* START RECORDS FOR THE TASK *

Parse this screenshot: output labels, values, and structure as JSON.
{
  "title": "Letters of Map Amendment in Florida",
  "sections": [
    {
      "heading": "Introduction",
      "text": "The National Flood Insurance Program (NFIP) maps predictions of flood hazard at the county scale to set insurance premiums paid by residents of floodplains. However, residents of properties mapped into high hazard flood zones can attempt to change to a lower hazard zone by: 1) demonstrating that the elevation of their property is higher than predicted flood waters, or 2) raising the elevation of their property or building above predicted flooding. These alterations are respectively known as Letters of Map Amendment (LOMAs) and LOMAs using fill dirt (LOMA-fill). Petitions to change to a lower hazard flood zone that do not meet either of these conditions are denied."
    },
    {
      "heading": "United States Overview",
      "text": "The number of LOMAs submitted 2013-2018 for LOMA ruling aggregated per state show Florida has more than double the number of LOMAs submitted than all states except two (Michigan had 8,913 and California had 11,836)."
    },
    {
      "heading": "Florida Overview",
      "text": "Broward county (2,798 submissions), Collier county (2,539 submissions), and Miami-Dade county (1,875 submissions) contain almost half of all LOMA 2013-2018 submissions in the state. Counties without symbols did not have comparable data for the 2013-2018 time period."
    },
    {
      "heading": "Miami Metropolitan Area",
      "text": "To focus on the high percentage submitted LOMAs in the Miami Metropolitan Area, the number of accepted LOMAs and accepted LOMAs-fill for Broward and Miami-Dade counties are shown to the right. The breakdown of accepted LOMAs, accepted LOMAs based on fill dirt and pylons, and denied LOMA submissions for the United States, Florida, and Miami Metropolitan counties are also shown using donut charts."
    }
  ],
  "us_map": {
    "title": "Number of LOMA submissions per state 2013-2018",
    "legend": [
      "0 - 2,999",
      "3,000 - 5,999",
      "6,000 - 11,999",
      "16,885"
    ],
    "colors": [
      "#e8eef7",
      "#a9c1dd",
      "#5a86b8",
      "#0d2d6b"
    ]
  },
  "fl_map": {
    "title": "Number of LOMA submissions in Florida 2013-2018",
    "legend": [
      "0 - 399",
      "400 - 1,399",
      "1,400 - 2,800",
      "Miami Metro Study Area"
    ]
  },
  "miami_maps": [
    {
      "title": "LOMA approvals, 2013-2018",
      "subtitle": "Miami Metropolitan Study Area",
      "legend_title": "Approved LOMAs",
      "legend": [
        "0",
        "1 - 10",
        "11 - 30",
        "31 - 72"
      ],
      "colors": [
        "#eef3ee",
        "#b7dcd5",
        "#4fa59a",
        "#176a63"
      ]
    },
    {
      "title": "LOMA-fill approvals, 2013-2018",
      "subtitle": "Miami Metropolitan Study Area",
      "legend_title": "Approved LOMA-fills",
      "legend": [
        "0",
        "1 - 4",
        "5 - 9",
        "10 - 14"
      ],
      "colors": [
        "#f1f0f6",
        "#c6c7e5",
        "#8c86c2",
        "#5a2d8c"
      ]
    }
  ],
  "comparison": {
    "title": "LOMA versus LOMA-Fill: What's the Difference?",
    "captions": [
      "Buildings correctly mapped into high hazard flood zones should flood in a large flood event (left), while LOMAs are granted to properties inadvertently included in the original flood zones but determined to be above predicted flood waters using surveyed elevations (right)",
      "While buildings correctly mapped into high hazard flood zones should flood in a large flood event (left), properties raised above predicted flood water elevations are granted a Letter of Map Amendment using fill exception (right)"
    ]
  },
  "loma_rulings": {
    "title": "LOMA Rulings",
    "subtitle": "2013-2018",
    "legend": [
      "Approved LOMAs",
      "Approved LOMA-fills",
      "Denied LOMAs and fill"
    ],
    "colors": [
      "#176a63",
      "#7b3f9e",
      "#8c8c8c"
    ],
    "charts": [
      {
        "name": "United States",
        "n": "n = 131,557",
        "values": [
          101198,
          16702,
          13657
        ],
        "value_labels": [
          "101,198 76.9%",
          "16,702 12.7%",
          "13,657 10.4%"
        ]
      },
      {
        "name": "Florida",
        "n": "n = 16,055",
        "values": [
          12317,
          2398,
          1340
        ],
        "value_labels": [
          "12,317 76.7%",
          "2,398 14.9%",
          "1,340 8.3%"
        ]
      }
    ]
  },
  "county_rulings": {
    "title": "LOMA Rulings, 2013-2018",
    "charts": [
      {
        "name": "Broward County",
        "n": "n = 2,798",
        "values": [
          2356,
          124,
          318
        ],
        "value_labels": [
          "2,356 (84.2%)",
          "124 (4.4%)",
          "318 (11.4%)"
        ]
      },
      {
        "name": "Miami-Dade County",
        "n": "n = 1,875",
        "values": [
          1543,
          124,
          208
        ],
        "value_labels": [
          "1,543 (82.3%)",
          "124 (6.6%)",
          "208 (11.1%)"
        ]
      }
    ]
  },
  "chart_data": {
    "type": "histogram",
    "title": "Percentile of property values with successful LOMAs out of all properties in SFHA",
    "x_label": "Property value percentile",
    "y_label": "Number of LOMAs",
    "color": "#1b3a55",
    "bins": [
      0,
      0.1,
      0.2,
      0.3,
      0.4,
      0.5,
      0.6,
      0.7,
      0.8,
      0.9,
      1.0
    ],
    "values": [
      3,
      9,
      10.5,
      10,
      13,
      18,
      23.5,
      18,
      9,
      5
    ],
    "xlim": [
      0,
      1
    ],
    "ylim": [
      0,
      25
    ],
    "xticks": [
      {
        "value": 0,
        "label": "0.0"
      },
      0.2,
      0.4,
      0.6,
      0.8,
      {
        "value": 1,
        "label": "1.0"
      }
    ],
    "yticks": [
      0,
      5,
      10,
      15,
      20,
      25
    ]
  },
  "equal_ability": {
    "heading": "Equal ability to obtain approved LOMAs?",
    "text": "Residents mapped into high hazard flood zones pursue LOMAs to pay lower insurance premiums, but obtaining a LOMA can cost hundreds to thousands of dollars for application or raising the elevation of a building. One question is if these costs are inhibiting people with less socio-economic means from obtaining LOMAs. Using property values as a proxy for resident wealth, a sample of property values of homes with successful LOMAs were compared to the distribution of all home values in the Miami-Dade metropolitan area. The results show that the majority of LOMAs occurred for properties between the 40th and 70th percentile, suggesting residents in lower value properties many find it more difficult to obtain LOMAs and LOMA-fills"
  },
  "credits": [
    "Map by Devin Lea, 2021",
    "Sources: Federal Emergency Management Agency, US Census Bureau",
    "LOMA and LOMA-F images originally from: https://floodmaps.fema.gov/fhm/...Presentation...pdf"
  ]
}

* END RECORDS FOR THE TASK *

» **REQUIRED WORK**
The listing above should be transcribed in full, exactly as written.

» **RESULT FOR THIS TASK**
Parse this screenshot: output labels, values, and structure as JSON.
{
  "title": "Letters of Map Amendment in Florida",
  "sections": [
    {
      "heading": "Introduction",
      "text": "The National Flood Insurance Program (NFIP) maps predictions of flood hazard at the county scale to set insurance premiums paid by residents of floodplains. However, residents of properties mapped into high hazard flood zones can attempt to change to a lower hazard zone by: 1) demonstrating that the elevation of their property is higher than predicted flood waters, or 2) raising the elevation of their property or building above predicted flooding. These alterations are respectively known as Letters of Map Amendment (LOMAs) and LOMAs using fill dirt (LOMA-fill). Petitions to change to a lower hazard flood zone that do not meet either of these conditions are denied."
    },
    {
      "heading": "United States Overview",
      "text": "The number of LOMAs submitted 2013-2018 for LOMA ruling aggregated per state show Florida has more than double the number of LOMAs submitted than all states except two (Michigan had 8,913 and California had 11,836)."
    },
    {
      "heading": "Florida Overview",
      "text": "Broward county (2,798 submissions), Collier county (2,539 submissions), and Miami-Dade county (1,875 submissions) contain almost half of all LOMA 2013-2018 submissions in the state. Counties without symbols did not have comparable data for the 2013-2018 time period."
    },
    {
      "heading": "Miami Metropolitan Area",
      "text": "To focus on the high percentage submitted LOMAs in the Miami Metropolitan Area, the number of accepted LOMAs and accepted LOMAs-fill for Broward and Miami-Dade counties are shown to the right. The breakdown of accepted LOMAs, accepted LOMAs based on fill dirt and pylons, and denied LOMA submissions for the United States, Florida, and Miami Metropolitan counties are also shown using donut charts."
    }
  ],
  "us_map": {
    "title": "Number of LOMA submissions per state 2013-2018",
    "legend": [
      "0 - 2,999",
      "3,000 - 5,999",
      "6,000 - 11,999",
      "16,885"
    ],
    "colors": [
      "#e8eef7",
      "#a9c1dd",
      "#5a86b8",
      "#0d2d6b"
    ]
  },
  "fl_map": {
    "title": "Number of LOMA submissions in Florida 2013-2018",
    "legend": [
      "0 - 399",
      "400 - 1,399",
      "1,400 - 2,800",
      "Miami Metro Study Area"
    ]
  },
  "miami_maps": [
    {
      "title": "LOMA approvals, 2013-2018",
      "subtitle": "Miami Metropolitan Study Area",
      "legend_title": "Approved LOMAs",
      "legend": [
        "0",
        "1 - 10",
        "11 - 30",
        "31 - 72"
      ],
      "colors": [
        "#eef3ee",
        "#b7dcd5",
        "#4fa59a",
        "#176a63"
      ]
    },
    {
      "title": "LOMA-fill approvals, 2013-2018",
      "subtitle": "Miami Metropolitan Study Area",
      "legend_title": "Approved LOMA-fills",
      "legend": [
        "0",
        "1 - 4",
        "5 - 9",
        "10 - 14"
      ],
      "colors": [
        "#f1f0f6",
        "#c6c7e5",
        "#8c86c2",
        "#5a2d8c"
      ]
    }
  ],
  "comparison": {
    "title": "LOMA versus LOMA-Fill: What's the Difference?",
    "captions": [
      "Buildings correctly mapped into high hazard flood zones should flood in a large flood event (left), while LOMAs are granted to properties inadvertently included in the original flood zones but determined to be above predicted flood waters using surveyed elevations (right)",
      "While buildings correctly mapped into high hazard flood zones should flood in a large flood event (left), properties raised above predicted flood water elevations are granted a Letter of Map Amendment using fill exception (right)"
    ]
  },
  "loma_rulings": {
    "title": "LOMA Rulings",
    "subtitle": "2013-2018",
    "legend": [
      "Approved LOMAs",
      "Approved LOMA-fills",
      "Denied LOMAs and fill"
    ],
    "colors": [
      "#176a63",
      "#7b3f9e",
      "#8c8c8c"
    ],
    "charts": [
      {
        "name": "United States",
        "n": "n = 131,557",
        "values": [
          101198,
          16702,
          13657
        ],
        "value_labels": [
          "101,198 76.9%",
          "16,702 12.7%",
          "13,657 10.4%"
        ]
      },
      {
        "name": "Florida",
        "n": "n = 16,055",
        "values": [
          12317,
          2398,
          1340
        ],
        "value_labels": [
          "12,317 76.7%",
          "2,398 14.9%",
          "1,340 8.3%"
        ]
      }
    ]
  },
  "county_rulings": {
    "title": "LOMA Rulings, 2013-2018",
    "charts": [
      {
        "name": "Broward County",
        "n": "n = 2,798",
        "values": [
          2356,
          124,
          318
        ],
        "value_labels": [
          "2,356 (84.2%)",
          "124 (4.4%)",
          "318 (11.4%)"
        ]
      },
      {
        "name": "Miami-Dade County",
        "n": "n = 1,875",
        "values": [
          1543,
          124,
          208
        ],
        "value_labels": [
          "1,543 (82.3%)",
          "124 (6.6%)",
          "208 (11.1%)"
        ]
      }
    ]
  },
  "chart_data": {
    "type": "histogram",
    "title": "Percentile of property values with successful LOMAs out of all properties in SFHA",
    "x_label": "Property value percentile",
    "y_label": "Number of LOMAs",
    "color": "#1b3a55",
    "bins": [
      0,
      0.1,
      0.2,
      0.3,
      0.4,
      0.5,
      0.6,
      0.7,
      0.8,
      0.9,
      1.0
    ],
    "values": [
      3,
      9,
      10.5,
      10,
      13,
      18,
      23.5,
      18,
      9,
      5
    ],
    "xlim": [
      0,
      1
    ],
    "ylim": [
      0,
      25
    ],
    "xticks": [
      {
        "value": 0,
        "label": "0.0"
      },
      0.2,
      0.4,
      0.6,
      0.8,
      {
        "value": 1,
        "label": "1.0"
      }
    ],
    "yticks": [
      0,
      5,
      10,
      15,
      20,
      25
    ]
  },
  "equal_ability": {
    "heading": "Equal ability to obtain approved LOMAs?",
    "text": "Residents mapped into high hazard flood zones pursue LOMAs to pay lower insurance premiums, but obtaining a LOMA can cost hundreds to thousands of dollars for application or raising the elevation of a building. One question is if these costs are inhibiting people with less socio-economic means from obtaining LOMAs. Using property values as a proxy for resident wealth, a sample of property values of homes with successful LOMAs were compared to the distribution of all home values in the Miami-Dade metropolitan area. The results show that the majority of LOMAs occurred for properties between the 40th and 70th percentile, suggesting residents in lower value properties many find it more difficult to obtain LOMAs and LOMA-fills"
  },
  "credits": [
    "Map by Devin Lea, 2021",
    "Sources: Federal Emergency Management Agency, US Census Bureau",
    "LOMA and LOMA-F images originally from: https://floodmaps.fema.gov/fhm/...Presentation...pdf"
  ]
}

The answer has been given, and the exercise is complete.